Problem statement -
Gather each line of the entries below that includes "petit".

======== Data lines

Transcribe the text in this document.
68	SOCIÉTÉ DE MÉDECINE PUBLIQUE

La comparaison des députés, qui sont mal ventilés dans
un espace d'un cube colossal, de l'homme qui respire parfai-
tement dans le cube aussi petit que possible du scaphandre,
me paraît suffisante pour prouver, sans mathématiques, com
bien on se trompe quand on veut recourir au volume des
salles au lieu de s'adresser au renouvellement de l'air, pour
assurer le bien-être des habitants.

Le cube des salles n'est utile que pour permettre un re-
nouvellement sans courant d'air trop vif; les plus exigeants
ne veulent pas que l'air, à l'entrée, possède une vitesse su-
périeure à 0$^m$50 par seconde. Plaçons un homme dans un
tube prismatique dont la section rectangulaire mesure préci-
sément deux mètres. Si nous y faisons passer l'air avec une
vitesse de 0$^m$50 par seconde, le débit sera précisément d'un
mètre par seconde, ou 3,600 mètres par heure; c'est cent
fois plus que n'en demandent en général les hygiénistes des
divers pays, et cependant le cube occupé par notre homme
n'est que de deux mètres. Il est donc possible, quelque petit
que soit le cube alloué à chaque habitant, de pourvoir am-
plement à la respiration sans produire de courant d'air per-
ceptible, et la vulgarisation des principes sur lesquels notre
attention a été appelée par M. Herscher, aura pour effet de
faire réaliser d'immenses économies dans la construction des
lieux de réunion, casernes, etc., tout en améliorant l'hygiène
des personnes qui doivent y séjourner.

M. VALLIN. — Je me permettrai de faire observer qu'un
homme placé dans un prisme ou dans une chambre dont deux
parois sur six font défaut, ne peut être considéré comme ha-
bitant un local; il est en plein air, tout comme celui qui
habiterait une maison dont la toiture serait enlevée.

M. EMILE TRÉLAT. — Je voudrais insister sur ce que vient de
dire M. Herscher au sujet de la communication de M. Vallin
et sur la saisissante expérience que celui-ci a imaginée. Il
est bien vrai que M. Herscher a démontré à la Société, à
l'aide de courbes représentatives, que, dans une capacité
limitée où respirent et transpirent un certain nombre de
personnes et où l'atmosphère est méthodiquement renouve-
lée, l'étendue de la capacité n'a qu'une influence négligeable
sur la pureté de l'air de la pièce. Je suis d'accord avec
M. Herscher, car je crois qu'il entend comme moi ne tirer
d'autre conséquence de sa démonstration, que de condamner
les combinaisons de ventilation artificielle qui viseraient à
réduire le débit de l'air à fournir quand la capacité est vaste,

================

Result below -
tement dans le cube aussi petit que possible du scaphandre,
n'est que de deux mètres. Il est donc possible, quelque petit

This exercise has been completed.